• [Stored entries]
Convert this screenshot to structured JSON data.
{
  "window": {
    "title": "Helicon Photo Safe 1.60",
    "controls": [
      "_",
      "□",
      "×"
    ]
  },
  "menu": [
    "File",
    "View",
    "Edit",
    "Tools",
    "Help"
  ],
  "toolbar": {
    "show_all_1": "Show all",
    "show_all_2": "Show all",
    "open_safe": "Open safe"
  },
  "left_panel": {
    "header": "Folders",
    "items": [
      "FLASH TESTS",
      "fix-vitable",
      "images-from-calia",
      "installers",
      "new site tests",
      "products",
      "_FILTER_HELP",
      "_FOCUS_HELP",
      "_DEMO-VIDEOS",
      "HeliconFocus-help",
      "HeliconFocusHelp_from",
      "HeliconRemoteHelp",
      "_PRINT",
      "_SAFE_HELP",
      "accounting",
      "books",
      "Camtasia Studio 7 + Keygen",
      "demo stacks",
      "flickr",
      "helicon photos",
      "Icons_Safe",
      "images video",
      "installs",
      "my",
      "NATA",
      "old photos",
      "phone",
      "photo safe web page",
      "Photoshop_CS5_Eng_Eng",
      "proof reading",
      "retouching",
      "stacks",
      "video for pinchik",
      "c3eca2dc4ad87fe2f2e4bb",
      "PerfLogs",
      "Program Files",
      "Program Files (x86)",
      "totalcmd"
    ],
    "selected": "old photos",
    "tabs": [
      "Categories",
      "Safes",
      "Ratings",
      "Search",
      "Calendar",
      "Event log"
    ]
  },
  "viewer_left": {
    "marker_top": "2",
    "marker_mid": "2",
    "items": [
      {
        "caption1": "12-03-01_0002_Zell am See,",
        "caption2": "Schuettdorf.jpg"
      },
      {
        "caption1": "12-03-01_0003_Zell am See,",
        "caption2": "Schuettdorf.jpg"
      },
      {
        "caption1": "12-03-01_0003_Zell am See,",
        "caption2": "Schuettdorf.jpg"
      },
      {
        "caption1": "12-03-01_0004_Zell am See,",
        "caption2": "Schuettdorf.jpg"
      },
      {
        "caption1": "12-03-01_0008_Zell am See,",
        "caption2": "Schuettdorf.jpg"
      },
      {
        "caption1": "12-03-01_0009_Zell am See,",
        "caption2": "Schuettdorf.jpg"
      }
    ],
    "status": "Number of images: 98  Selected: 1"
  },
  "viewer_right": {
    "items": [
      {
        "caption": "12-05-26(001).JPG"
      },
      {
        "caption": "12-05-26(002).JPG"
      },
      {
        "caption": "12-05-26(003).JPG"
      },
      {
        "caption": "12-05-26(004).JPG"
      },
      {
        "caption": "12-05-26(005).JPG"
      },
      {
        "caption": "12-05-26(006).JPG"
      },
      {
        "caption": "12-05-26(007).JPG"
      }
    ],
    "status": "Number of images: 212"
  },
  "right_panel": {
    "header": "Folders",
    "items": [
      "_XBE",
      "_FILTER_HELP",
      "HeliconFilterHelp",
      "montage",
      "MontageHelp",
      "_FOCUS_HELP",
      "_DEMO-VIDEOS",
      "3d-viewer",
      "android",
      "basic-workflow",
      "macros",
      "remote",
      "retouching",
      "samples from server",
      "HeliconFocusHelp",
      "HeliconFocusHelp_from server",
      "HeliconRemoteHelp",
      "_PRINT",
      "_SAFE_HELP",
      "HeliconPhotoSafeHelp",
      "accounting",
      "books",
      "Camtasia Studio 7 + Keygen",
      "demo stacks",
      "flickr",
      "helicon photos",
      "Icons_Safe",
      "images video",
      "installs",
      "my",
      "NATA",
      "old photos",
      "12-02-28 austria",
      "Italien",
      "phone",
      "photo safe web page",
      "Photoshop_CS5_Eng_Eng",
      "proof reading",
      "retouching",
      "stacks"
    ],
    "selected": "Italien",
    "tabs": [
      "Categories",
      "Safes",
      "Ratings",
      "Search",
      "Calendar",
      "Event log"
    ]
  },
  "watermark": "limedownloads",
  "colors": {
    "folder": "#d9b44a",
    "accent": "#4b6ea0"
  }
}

• [Work instructions]
Gather each line in these records that contains the string "stacks".

• [The response]
      "demo stacks",
      "stacks",
      "demo stacks",
      "stacks"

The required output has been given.